▸ **What you are asked to do**
All of the data must be printed exactly; please include every line.

(Dataset entries)
•••

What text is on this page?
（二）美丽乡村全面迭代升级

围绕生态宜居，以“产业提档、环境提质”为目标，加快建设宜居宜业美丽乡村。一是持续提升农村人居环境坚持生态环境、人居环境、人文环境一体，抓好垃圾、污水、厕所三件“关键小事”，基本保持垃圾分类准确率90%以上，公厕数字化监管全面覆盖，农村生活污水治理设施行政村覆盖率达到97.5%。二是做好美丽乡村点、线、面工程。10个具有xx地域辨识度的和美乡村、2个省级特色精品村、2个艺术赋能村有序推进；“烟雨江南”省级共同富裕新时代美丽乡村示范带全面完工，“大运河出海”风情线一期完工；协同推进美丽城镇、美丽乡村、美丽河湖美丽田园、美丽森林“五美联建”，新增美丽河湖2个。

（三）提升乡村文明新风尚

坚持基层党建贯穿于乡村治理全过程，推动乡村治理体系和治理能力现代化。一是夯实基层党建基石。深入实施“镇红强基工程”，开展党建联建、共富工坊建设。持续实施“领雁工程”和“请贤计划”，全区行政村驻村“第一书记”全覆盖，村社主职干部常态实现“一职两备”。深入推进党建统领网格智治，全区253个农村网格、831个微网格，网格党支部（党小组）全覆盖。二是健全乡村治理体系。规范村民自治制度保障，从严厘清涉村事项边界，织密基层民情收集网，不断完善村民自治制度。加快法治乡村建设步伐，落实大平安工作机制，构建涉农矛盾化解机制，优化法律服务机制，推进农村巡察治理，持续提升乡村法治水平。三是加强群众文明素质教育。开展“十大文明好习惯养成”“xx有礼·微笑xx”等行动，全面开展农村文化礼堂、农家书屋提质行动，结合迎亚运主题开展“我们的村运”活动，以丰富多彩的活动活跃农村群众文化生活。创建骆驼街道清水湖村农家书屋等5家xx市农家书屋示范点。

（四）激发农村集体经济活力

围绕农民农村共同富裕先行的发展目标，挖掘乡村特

•••

▸ **Written solution**
What text is on this page?
（二）美丽乡村全面迭代升级

围绕生态宜居，以“产业提档、环境提质”为目标，加快建设宜居宜业美丽乡村。一是持续提升农村人居环境坚持生态环境、人居环境、人文环境一体，抓好垃圾、污水、厕所三件“关键小事”，基本保持垃圾分类准确率90%以上，公厕数字化监管全面覆盖，农村生活污水治理设施行政村覆盖率达到97.5%。二是做好美丽乡村点、线、面工程。10个具有xx地域辨识度的和美乡村、2个省级特色精品村、2个艺术赋能村有序推进；“烟雨江南”省级共同富裕新时代美丽乡村示范带全面完工，“大运河出海”风情线一期完工；协同推进美丽城镇、美丽乡村、美丽河湖美丽田园、美丽森林“五美联建”，新增美丽河湖2个。

（三）提升乡村文明新风尚

坚持基层党建贯穿于乡村治理全过程，推动乡村治理体系和治理能力现代化。一是夯实基层党建基石。深入实施“镇红强基工程”，开展党建联建、共富工坊建设。持续实施“领雁工程”和“请贤计划”，全区行政村驻村“第一书记”全覆盖，村社主职干部常态实现“一职两备”。深入推进党建统领网格智治，全区253个农村网格、831个微网格，网格党支部（党小组）全覆盖。二是健全乡村治理体系。规范村民自治制度保障，从严厘清涉村事项边界，织密基层民情收集网，不断完善村民自治制度。加快法治乡村建设步伐，落实大平安工作机制，构建涉农矛盾化解机制，优化法律服务机制，推进农村巡察治理，持续提升乡村法治水平。三是加强群众文明素质教育。开展“十大文明好习惯养成”“xx有礼·微笑xx”等行动，全面开展农村文化礼堂、农家书屋提质行动，结合迎亚运主题开展“我们的村运”活动，以丰富多彩的活动活跃农村群众文化生活。创建骆驼街道清水湖村农家书屋等5家xx市农家书屋示范点。

（四）激发农村集体经济活力

围绕农民农村共同富裕先行的发展目标，挖掘乡村特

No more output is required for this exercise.